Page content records
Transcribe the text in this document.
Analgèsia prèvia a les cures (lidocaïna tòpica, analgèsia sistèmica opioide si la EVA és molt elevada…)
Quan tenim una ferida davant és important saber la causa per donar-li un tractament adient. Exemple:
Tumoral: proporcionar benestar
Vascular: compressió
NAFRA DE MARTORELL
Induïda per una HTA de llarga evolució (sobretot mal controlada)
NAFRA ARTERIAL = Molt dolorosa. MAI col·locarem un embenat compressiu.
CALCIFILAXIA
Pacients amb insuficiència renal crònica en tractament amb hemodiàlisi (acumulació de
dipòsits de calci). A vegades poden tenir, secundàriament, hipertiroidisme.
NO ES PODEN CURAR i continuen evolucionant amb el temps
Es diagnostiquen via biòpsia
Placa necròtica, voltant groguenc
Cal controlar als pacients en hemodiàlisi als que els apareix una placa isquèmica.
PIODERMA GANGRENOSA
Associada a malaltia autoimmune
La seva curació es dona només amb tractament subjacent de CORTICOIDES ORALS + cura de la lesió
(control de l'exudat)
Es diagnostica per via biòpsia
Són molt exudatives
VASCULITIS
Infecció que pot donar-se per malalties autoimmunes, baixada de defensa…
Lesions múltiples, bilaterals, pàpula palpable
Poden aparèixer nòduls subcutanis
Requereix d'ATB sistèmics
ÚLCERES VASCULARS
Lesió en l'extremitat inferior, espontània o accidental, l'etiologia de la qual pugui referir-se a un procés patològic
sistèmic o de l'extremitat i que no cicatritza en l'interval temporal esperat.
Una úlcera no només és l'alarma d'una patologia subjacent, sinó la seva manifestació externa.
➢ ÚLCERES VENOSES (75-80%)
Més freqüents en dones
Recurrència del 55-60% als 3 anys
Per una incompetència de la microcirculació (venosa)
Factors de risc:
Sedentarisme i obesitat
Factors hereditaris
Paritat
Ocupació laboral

## EXERCISE INSTRUCTIONS
The output should restate the data exactly, with no line missing.

## RESPONSE FOR THIS EXERCISE
Transcribe the text in this document.
Analgèsia prèvia a les cures (lidocaïna tòpica, analgèsia sistèmica opioide si la EVA és molt elevada…)
Quan tenim una ferida davant és important saber la causa per donar-li un tractament adient. Exemple:
Tumoral: proporcionar benestar
Vascular: compressió
NAFRA DE MARTORELL
Induïda per una HTA de llarga evolució (sobretot mal controlada)
NAFRA ARTERIAL = Molt dolorosa. MAI col·locarem un embenat compressiu.
CALCIFILAXIA
Pacients amb insuficiència renal crònica en tractament amb hemodiàlisi (acumulació de
dipòsits de calci). A vegades poden tenir, secundàriament, hipertiroidisme.
NO ES PODEN CURAR i continuen evolucionant amb el temps
Es diagnostiquen via biòpsia
Placa necròtica, voltant groguenc
Cal controlar als pacients en hemodiàlisi als que els apareix una placa isquèmica.
PIODERMA GANGRENOSA
Associada a malaltia autoimmune
La seva curació es dona només amb tractament subjacent de CORTICOIDES ORALS + cura de la lesió
(control de l'exudat)
Es diagnostica per via biòpsia
Són molt exudatives
VASCULITIS
Infecció que pot donar-se per malalties autoimmunes, baixada de defensa…
Lesions múltiples, bilaterals, pàpula palpable
Poden aparèixer nòduls subcutanis
Requereix d'ATB sistèmics
ÚLCERES VASCULARS
Lesió en l'extremitat inferior, espontània o accidental, l'etiologia de la qual pugui referir-se a un procés patològic
sistèmic o de l'extremitat i que no cicatritza en l'interval temporal esperat.
Una úlcera no només és l'alarma d'una patologia subjacent, sinó la seva manifestació externa.
➢ ÚLCERES VENOSES (75-80%)
Més freqüents en dones
Recurrència del 55-60% als 3 anys
Per una incompetència de la microcirculació (venosa)
Factors de risc:
Sedentarisme i obesitat
Factors hereditaris
Paritat
Ocupació laboral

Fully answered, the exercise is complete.